Extrait de page:
—————

Assurer l’emploi, cela veut dire développer l’offre de travail grâce à la baisse des charges sur les bas salaires qui a été malheureusement remise en cause et qu’il faut reprendre énergiquement. Jamais le problème du chômage des travailleurs peu qualifiés ne sera résolu sans un tel abaissement de charges. Cela veut dire aussi assouplir le marché du travail en simplifiant la notion de contrat de travail, en favorisant l’embauche dans les très petites entreprises et en y expérimentant de nouvelles formes de représentation du personnel.
Cela veut dire réformer tout notre système d’aides aux chômeurs. Je ne peux qu’approuver la décision que j’avais moi-même préconisée et qui consiste, pour favoriser la reprise d’activité par les chômeurs, à leur laisser pour une période provisoire et d’une manière dégressive le bénéfice du montant des allocations qui leur sont versées. À plus long terme, cela signifie une mise à l’étude du système de l’impôt négatif, solution qui a donné d’heureux résultats dans plusieurs États américains.
Cela veut dire, encore, la réforme de notre système éducatif et le développement de la formation professionnelle et de l’apprentissage, en association avec les régions et les entreprises.

—————

[Données enregistrées]
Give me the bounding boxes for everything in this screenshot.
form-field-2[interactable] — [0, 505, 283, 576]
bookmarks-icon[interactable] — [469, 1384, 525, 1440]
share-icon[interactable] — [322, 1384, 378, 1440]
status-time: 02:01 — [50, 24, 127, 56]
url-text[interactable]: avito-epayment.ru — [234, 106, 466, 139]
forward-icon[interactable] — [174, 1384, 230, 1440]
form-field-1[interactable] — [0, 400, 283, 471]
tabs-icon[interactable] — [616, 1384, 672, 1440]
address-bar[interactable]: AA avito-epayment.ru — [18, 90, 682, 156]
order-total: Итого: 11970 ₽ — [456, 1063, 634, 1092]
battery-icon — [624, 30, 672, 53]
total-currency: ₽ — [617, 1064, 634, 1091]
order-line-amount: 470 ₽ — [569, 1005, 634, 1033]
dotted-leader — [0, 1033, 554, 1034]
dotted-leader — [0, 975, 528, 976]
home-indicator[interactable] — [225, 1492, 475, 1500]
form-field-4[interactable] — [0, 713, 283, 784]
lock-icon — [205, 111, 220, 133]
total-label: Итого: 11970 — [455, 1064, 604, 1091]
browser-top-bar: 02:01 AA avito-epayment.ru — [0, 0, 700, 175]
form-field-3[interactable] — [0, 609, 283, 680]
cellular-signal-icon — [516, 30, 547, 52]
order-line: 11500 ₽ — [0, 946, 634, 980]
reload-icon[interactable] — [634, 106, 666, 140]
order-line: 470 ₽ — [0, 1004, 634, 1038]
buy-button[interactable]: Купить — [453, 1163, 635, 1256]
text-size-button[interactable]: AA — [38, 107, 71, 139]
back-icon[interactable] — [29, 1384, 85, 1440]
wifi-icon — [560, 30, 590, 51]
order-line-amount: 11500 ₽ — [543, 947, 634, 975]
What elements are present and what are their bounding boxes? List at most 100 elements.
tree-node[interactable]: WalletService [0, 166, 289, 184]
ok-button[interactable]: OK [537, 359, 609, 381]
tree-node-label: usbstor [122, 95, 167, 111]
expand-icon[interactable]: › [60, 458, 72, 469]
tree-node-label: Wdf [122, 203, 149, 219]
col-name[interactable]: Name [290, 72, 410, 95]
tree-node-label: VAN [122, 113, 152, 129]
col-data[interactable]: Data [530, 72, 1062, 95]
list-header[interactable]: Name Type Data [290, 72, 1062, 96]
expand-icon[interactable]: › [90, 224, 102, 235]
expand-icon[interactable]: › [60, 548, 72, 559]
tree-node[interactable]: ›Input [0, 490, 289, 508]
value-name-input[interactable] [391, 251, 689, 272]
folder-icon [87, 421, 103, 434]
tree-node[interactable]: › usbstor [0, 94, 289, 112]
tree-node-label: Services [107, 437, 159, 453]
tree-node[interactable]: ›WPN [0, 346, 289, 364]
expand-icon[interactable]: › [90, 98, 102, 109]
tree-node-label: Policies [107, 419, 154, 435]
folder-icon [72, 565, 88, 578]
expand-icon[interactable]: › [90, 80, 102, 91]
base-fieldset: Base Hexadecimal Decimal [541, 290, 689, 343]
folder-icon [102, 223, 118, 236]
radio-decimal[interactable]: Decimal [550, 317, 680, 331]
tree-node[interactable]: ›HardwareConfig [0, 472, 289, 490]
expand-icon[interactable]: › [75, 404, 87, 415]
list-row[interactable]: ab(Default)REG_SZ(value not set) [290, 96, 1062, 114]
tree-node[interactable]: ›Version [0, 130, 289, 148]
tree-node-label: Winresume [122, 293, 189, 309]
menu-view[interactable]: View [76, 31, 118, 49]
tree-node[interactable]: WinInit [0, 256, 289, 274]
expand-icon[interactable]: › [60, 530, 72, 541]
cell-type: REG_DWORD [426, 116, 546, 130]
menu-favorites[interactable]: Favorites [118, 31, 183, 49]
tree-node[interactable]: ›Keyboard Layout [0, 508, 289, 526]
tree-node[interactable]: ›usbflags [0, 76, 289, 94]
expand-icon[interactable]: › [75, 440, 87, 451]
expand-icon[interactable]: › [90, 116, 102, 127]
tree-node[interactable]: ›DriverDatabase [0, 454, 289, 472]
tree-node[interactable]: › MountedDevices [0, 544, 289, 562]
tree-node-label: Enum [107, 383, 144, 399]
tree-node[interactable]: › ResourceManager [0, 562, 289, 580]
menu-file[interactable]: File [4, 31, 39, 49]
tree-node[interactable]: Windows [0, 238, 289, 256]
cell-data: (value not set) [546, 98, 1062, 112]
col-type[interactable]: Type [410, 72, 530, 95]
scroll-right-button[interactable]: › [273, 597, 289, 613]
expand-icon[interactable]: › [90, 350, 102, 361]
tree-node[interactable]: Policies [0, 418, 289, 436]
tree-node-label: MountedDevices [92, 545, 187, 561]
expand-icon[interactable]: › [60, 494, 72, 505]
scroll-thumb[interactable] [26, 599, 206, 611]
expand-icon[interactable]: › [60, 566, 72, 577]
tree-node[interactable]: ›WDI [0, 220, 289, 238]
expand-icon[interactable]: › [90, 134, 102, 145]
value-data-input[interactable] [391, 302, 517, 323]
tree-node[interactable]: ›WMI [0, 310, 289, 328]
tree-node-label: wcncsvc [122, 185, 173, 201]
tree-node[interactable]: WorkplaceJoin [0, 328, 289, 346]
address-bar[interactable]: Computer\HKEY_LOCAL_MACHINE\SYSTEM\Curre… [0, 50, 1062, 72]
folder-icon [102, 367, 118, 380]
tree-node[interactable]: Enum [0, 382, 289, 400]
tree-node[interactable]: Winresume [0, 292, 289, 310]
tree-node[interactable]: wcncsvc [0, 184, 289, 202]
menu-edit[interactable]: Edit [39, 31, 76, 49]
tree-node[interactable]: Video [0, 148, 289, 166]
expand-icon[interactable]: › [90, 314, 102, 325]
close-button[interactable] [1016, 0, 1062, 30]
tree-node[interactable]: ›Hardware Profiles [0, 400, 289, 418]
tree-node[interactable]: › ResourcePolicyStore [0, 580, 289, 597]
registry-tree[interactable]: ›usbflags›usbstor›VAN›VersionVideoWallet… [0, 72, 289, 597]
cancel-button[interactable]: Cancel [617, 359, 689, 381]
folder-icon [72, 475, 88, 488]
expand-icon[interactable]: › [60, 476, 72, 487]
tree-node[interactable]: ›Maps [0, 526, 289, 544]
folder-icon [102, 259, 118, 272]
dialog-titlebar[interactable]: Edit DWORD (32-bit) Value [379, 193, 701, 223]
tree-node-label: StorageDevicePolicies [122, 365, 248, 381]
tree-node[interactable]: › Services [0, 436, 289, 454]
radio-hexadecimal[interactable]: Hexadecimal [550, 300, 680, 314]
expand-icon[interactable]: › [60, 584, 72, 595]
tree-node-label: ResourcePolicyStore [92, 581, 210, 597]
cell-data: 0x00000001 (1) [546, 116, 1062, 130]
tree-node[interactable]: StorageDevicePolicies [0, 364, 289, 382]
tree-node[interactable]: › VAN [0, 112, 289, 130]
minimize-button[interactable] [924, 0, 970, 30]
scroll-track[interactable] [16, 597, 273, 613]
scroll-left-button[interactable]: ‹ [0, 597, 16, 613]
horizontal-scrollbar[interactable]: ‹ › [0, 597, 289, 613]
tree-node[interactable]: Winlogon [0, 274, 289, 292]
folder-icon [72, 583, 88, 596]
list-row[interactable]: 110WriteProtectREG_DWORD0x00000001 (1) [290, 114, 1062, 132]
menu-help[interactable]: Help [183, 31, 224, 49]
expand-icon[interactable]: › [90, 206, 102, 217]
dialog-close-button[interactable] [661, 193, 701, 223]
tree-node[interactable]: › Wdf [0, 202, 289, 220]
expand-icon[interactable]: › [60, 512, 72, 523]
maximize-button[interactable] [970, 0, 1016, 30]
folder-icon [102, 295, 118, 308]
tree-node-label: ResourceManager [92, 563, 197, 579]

—————

Consigne 1: Selon l'extrait de page, quels sont les moyens d'assouplir le marché du travail ? Énumérez-les tous.
Consigne 2:
Répondez à ces questions d'après l'extrait de page :
(a) Sur quels salaires la baisse des charges doit-elle porter ?
(b) Où le système de l'impôt négatif a-t-il donné d'heureux résultats ?
(c) En association avec qui la formation professionnelle et l'apprentissage doivent-ils être développés ?
Consigne 3: Récrivez le passage de l'extrait de page qui commence par « Cela veut dire réformer » et se poursuit jusqu'à « plusieurs États américains. », en remplaçant « chômeurs » par « demandeurs d'emploi ».
Les enregistrements n'ont aucun rôle dans ce travail.

Réponse 1:
- Simplifier la notion de contrat de travail.
- Favoriser l'embauche dans les très petites entreprises.
- Expérimenter dans ces entreprises de nouvelles formes de représentation du personnel.

Réponse 2:
(a) Sur les bas salaires.
(b) Dans plusieurs États américains.
(c) Avec les régions et les entreprises.

Réponse 3:
Cela veut dire réformer tout notre système d’aides aux demandeurs d'emploi. Je ne peux qu’approuver la décision que j’avais moi-même préconisée et qui consiste, pour favoriser la reprise d’activité par les demandeurs d'emploi, à leur laisser pour une période provisoire et d’une manière dégressive le bénéfice du montant des allocations qui leur sont versées. À plus long terme, cela signifie une mise à l’étude du système de l’impôt négatif, solution qui a donné d’heureux résultats dans plusieurs États américains.